Identify every line in the records below that contains the word "उदयप", and copy each of those lines.

[start of DATA SUPPLIED]

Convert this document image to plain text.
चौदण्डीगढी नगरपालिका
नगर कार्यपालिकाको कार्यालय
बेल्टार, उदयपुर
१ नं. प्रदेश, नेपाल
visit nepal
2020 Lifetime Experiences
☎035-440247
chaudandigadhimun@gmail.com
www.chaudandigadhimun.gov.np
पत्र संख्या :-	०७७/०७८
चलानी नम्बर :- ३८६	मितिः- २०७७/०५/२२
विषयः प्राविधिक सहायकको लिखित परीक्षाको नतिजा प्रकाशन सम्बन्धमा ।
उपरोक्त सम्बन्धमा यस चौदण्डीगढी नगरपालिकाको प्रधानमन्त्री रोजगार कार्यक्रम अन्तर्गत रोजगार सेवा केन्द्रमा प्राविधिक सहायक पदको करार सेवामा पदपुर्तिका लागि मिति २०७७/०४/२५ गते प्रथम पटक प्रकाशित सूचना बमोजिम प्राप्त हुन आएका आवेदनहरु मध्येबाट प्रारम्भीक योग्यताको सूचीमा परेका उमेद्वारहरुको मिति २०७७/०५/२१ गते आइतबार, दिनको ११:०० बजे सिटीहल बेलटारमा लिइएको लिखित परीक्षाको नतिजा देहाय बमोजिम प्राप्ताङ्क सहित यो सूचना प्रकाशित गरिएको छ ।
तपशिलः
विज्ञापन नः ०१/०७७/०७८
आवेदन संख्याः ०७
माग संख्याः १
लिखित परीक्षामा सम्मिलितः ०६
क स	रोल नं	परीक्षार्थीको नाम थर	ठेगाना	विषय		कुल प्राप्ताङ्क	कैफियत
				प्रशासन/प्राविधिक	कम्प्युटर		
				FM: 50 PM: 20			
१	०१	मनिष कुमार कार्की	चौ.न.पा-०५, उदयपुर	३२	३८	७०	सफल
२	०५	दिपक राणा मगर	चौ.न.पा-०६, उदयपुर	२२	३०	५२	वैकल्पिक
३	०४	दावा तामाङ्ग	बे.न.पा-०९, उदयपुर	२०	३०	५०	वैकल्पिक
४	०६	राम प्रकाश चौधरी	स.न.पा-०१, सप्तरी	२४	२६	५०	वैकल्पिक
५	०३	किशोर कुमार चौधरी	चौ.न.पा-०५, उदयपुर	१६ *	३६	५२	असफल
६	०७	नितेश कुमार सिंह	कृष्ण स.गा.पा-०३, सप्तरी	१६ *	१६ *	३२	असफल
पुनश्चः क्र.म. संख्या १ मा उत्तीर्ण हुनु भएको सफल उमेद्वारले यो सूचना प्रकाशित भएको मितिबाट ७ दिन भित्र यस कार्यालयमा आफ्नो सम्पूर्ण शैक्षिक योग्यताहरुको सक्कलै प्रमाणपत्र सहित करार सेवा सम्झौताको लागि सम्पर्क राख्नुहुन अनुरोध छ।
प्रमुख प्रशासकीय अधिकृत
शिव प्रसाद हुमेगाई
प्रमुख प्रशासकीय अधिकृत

[end of DATA SUPPLIED]

▶ **THE OUTPUT**:
बेल्टार, उदयपुर
१	०१	मनिष कुमार कार्की	चौ.न.पा-०५, उदयपुर	३२	३८	७०	सफल
२	०५	दिपक राणा मगर	चौ.न.पा-०६, उदयपुर	२२	३०	५२	वैकल्पिक
३	०४	दावा तामाङ्ग	बे.न.पा-०९, उदयपुर	२०	३०	५०	वैकल्पिक
५	०३	किशोर कुमार चौधरी	चौ.न.पा-०५, उदयपुर	१६ *	३६	५२	असफल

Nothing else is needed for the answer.